Give the number of lines in the entries that contain "page". State only the count.

-*-

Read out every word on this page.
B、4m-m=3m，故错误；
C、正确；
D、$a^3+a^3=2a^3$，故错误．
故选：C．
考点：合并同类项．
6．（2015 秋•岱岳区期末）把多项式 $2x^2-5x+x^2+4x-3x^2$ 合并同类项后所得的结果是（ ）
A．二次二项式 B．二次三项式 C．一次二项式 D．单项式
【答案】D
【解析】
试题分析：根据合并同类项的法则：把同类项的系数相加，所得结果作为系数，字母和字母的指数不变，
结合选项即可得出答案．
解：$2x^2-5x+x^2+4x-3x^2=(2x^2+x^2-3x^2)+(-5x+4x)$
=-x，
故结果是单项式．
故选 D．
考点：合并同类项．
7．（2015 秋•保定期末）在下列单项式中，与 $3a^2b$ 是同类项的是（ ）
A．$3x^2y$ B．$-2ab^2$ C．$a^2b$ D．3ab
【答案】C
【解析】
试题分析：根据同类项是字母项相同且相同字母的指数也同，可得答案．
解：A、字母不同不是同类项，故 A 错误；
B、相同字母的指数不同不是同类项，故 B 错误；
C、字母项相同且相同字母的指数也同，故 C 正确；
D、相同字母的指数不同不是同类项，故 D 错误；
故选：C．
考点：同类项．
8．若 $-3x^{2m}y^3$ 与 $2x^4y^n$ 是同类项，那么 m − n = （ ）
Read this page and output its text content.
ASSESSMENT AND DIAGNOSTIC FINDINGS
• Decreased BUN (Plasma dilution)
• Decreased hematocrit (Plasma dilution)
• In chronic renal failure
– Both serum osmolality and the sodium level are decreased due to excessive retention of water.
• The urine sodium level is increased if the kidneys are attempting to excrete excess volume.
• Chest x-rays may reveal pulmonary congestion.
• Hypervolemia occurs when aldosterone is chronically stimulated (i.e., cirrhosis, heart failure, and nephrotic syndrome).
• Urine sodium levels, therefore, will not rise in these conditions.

-*-

> **Response for this exercise**:
2